» **The request**: Retype the passage on advisory fees word for word, from "As of October" up to and including "you and PGFG.".

» **Selected passage**:
As of October 31, 2025, PGFG has $1,478,459,615 in discretionary assets under management. PGFG
has $0 in non-discretionary assets under management.
Item 5 – Fees and Compensation
In addition to the information provided in Item 4 – Advisory Business, this section provides additional
details regarding our firm’s services along with descriptions of each service’s fees and compensation
arrangements. It should be noted that lower fees for comparable service may be available from other
sources. The exact fees and other terms will be outlined in the agreement between you and PGFG.
Asset Management Services
Fees charged for our asset management services are charged based on a percentage of assets under
management, billed in advance (at the start of the billing period) on a quarterly calendar basis and
calculated based on the fair market value of your account as of the last business day of the previous
billing period as reported by the custodian of your account (inclusive of the value of cash and securities,
and specifically inclusive of called capital with respect to private investments). Fees are prorated (based
on the number of days service is provided during the initial billing period) for your account opened at any
time other than the beginning of the billing period. If asset management services are commenced in the
middle of a billing period, the prorated fee for the initial billing period is billed in arrears at the same time
as the next full billing period’s fee is billed. Fees are also prorated for client deposits and withdrawals
made during a quarterly billing period.

» **Data shown**:
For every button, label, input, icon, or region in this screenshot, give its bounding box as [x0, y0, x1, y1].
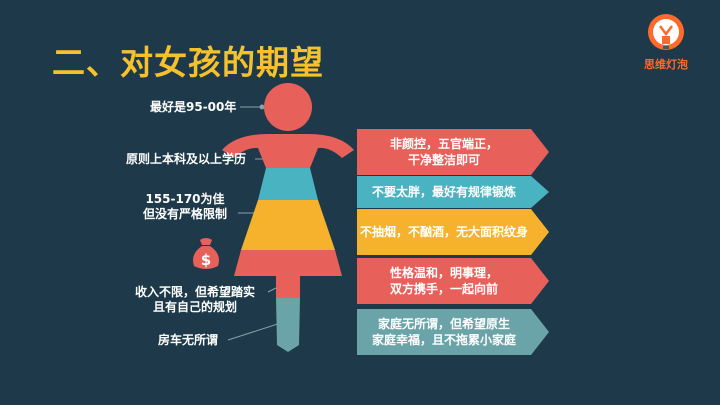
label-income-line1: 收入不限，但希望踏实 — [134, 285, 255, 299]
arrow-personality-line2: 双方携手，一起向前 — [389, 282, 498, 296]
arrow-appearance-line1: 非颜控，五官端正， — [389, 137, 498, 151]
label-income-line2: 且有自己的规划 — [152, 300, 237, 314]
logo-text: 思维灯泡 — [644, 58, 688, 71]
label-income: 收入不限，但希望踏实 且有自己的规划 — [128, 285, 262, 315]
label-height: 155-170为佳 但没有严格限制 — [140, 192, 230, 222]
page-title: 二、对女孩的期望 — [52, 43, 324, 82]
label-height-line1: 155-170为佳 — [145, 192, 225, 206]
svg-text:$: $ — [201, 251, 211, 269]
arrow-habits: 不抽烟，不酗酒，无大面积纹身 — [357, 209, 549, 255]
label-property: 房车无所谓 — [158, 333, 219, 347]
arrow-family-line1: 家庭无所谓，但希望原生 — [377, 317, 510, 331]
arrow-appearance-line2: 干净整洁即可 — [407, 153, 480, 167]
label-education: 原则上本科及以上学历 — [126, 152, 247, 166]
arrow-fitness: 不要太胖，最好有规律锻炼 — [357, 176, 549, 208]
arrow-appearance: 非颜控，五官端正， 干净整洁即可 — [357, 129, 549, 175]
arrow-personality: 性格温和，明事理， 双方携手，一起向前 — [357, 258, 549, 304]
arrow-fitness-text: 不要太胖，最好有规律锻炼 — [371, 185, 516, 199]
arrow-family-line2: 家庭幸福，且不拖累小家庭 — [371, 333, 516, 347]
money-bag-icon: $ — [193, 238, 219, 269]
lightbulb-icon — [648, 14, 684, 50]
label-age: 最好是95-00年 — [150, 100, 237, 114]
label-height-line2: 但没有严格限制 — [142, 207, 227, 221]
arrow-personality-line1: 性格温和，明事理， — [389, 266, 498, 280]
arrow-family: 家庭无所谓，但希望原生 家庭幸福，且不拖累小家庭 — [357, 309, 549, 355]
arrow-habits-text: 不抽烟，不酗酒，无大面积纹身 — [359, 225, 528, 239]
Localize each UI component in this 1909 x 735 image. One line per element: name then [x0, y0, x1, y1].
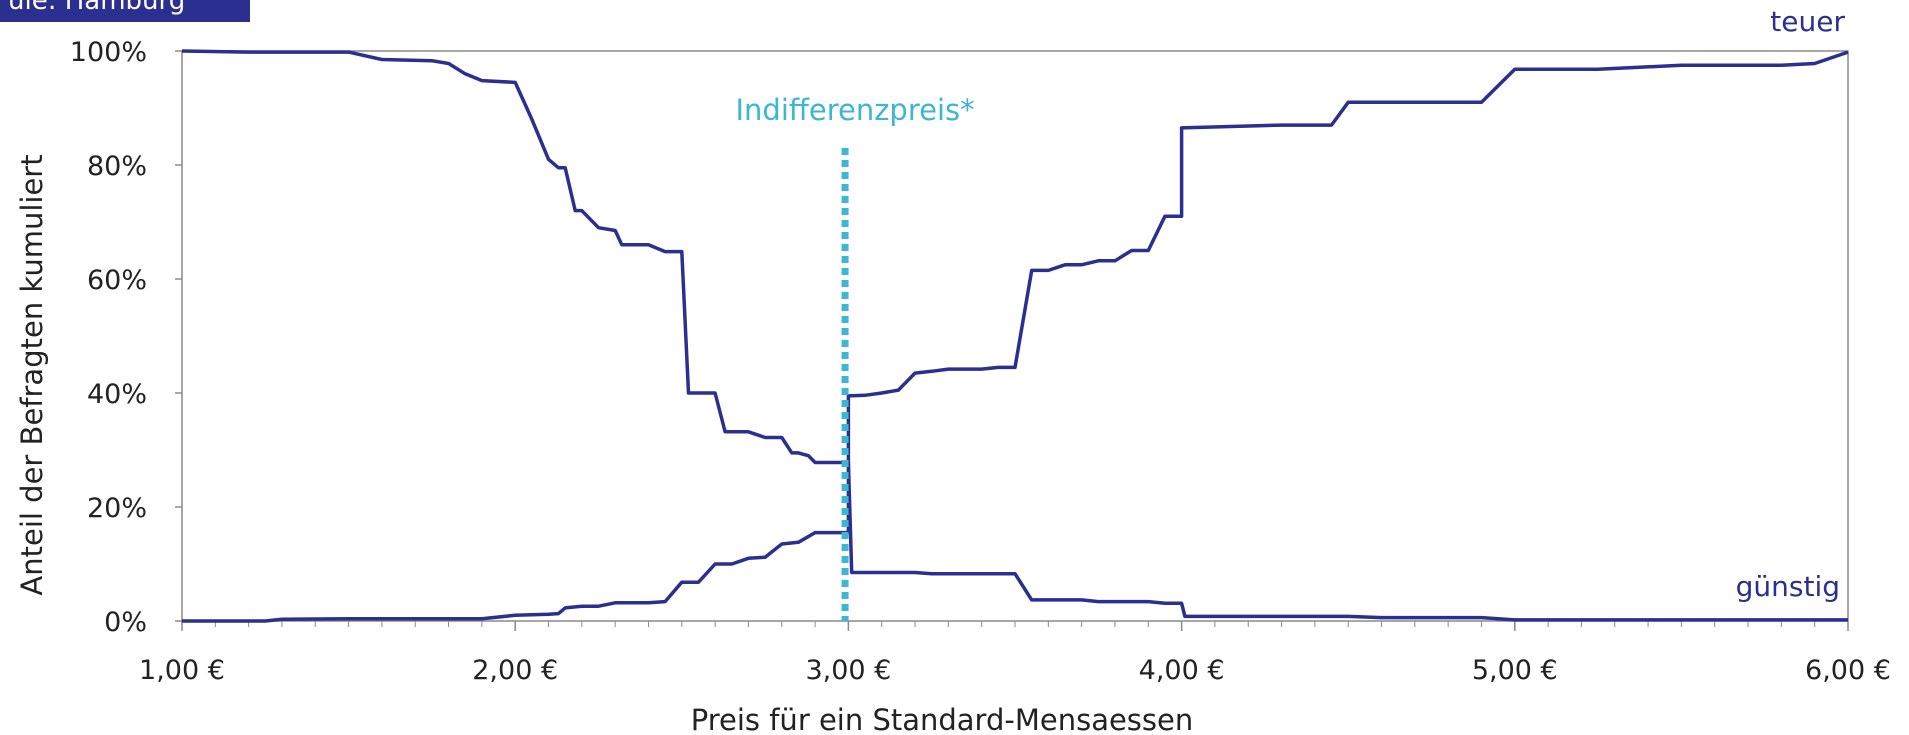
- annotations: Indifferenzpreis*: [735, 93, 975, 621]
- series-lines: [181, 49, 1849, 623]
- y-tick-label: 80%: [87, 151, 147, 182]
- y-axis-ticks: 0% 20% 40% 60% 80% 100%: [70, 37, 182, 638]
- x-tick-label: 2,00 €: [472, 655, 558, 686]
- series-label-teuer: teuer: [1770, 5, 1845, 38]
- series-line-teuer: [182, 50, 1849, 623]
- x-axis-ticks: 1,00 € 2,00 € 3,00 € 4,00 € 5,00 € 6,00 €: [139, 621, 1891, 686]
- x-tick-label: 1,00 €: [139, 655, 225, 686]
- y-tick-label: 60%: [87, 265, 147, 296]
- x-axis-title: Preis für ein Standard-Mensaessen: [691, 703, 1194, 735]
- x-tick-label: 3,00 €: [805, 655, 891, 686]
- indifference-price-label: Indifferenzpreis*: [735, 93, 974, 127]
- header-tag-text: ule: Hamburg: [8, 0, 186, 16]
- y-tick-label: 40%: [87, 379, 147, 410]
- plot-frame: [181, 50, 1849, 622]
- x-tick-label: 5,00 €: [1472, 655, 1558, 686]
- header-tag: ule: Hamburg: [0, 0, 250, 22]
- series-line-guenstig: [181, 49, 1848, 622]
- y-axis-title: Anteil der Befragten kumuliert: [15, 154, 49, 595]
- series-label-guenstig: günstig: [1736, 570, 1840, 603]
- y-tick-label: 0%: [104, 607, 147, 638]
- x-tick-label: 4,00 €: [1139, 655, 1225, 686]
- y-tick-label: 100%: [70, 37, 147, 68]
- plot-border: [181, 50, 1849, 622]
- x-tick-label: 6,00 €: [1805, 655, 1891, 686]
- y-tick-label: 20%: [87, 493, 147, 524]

* * *

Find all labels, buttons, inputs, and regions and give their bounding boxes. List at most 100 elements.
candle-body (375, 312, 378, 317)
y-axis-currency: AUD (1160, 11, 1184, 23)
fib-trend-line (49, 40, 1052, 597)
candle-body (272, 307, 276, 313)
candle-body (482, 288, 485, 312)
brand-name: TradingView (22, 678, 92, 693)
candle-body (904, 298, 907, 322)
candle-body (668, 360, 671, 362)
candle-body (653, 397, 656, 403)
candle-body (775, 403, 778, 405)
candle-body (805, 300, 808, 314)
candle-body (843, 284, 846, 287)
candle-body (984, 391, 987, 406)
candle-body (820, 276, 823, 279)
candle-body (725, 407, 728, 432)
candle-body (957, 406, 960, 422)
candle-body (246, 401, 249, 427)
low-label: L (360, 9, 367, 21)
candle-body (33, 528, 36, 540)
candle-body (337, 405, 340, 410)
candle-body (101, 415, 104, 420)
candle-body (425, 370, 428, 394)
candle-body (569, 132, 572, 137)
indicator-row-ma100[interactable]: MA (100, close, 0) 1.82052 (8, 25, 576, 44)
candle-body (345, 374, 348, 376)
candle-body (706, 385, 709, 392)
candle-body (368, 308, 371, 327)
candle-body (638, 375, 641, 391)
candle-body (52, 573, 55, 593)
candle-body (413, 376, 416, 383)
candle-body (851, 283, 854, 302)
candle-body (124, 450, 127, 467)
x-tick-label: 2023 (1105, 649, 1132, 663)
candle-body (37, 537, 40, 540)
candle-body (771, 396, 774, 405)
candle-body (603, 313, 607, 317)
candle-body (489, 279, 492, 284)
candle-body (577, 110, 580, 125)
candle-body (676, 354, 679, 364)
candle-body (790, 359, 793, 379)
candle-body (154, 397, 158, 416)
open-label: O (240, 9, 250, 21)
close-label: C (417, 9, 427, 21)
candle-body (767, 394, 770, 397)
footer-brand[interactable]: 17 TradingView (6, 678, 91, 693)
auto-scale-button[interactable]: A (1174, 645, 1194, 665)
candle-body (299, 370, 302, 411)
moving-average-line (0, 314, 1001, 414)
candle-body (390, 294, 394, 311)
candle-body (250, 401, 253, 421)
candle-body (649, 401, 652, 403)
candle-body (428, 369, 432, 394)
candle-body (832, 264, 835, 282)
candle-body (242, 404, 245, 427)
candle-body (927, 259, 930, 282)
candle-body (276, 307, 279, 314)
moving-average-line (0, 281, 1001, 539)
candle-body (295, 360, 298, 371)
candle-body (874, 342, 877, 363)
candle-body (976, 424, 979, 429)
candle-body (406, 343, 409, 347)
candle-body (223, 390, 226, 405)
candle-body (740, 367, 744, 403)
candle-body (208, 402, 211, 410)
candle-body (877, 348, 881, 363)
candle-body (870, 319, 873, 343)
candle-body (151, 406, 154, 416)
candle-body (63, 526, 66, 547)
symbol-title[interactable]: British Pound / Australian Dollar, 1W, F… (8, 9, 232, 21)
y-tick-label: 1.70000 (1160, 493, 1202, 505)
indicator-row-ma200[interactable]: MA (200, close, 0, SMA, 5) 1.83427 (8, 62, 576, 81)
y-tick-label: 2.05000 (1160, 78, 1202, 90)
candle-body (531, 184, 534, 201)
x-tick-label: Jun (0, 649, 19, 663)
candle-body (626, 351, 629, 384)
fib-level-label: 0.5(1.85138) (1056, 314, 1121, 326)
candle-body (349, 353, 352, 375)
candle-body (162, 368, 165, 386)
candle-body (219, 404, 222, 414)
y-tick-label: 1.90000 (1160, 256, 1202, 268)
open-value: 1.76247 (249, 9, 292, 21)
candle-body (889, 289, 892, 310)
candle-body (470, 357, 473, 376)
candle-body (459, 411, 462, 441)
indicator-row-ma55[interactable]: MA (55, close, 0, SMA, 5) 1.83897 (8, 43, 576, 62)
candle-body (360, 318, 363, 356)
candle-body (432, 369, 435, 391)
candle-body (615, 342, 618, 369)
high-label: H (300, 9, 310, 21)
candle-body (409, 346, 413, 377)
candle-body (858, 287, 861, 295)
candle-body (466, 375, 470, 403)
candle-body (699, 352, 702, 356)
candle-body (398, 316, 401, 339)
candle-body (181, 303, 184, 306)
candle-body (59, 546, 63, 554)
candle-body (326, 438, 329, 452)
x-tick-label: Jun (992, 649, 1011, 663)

» **Task result**:
As of October 31, 2025, PGFG has $1,478,459,615 in discretionary assets under management. PGFG
has $0 in non-discretionary assets under management.
Item 5 – Fees and Compensation
In addition to the information provided in Item 4 – Advisory Business, this section provides additional
details regarding our firm’s services along with descriptions of each service’s fees and compensation
arrangements. It should be noted that lower fees for comparable service may be available from other
sources. The exact fees and other terms will be outlined in the agreement between you and PGFG.